— What this task involves —
Gather all lines from the material that contain the word "body".

━━ Extracted entries

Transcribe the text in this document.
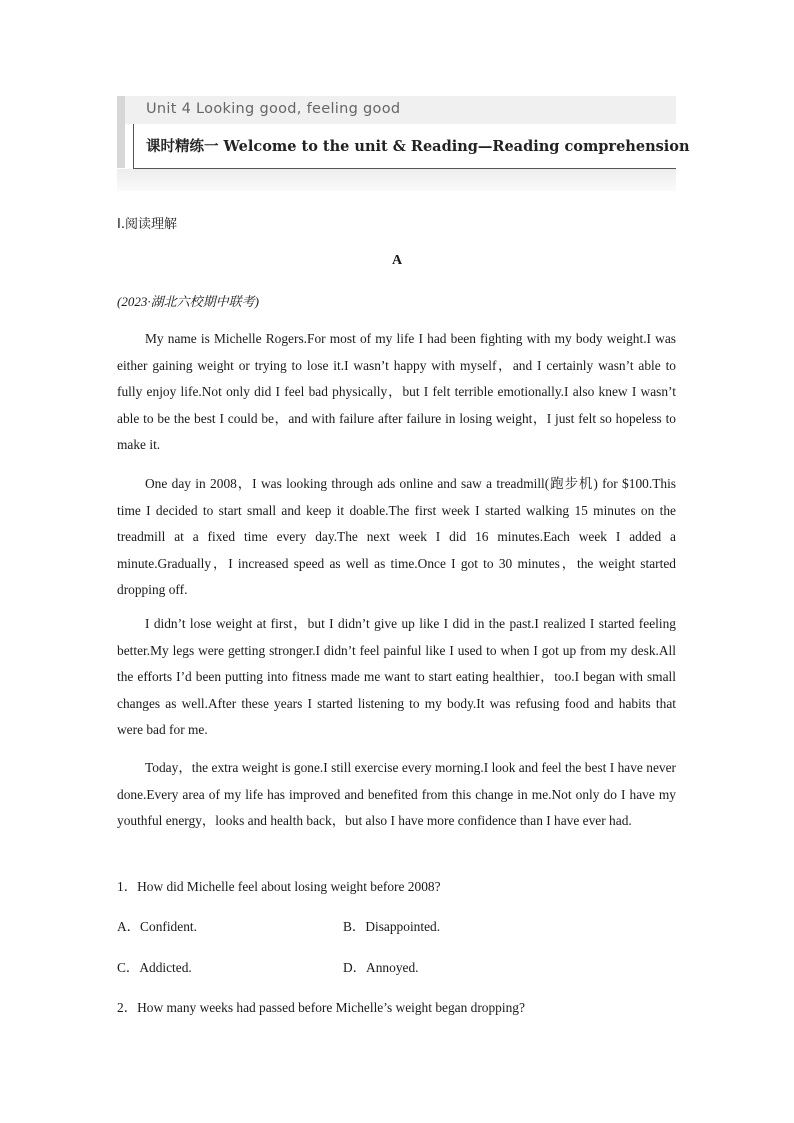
Unit 4 Looking good, feeling good
课时精练一 Welcome to the unit & Reading—Reading comprehension
Ⅰ.阅读理解
A
(2023·湖北六校期中联考)

My name is Michelle Rogers.For most of my life I had been fighting with my body weight.I was either gaining weight or trying to lose it.I wasn’t happy with myself，and I certainly wasn’t able to fully enjoy life.Not only did I feel bad physically，but I felt terrible emotionally.I also knew I wasn’t able to be the best I could be，and with failure after failure in losing weight，I just felt so hopeless to make it.

One day in 2008，I was looking through ads online and saw a treadmill(跑步机) for $100.This time I decided to start small and keep it doable.The first week I started walking 15 minutes on the treadmill at a fixed time every day.The next week I did 16 minutes.Each week I added a minute.Gradually，I increased speed as well as time.Once I got to 30 minutes，the weight started dropping off.

I didn’t lose weight at first，but I didn’t give up like I did in the past.I realized I started feeling better.My legs were getting stronger.I didn’t feel painful like I used to when I got up from my desk.All the efforts I’d been putting into fitness made me want to start eating healthier，too.I began with small changes as well.After these years I started listening to my body.It was refusing food and habits that were bad for me.

Today，the extra weight is gone.I still exercise every morning.I look and feel the best I have never done.Every area of my life has improved and benefited from this change in me.Not only do I have my youthful energy，looks and health back，but also I have more confidence than I have ever had.

1．How did Michelle feel about losing weight before 2008?
A．Confident.	B．Disappointed.
C．Addicted.	D．Annoyed.
2．How many weeks had passed before Michelle’s weight began dropping?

━━━━

— Solved exercise —
My name is Michelle Rogers.For most of my life I had been fighting with my body weight.I was either gaining weight or trying to lose it.I wasn’t happy with myself，and I certainly wasn’t able to fully enjoy life.Not only did I feel bad physically，but I felt terrible emotionally.I also knew I wasn’t able to be the best I could be，and with failure after failure in losing weight，I just felt so hopeless to make it.
I didn’t lose weight at first，but I didn’t give up like I did in the past.I realized I started feeling better.My legs were getting stronger.I didn’t feel painful like I used to when I got up from my desk.All the efforts I’d been putting into fitness made me want to start eating healthier，too.I began with small changes as well.After these years I started listening to my body.It was refusing food and habits that were bad for me.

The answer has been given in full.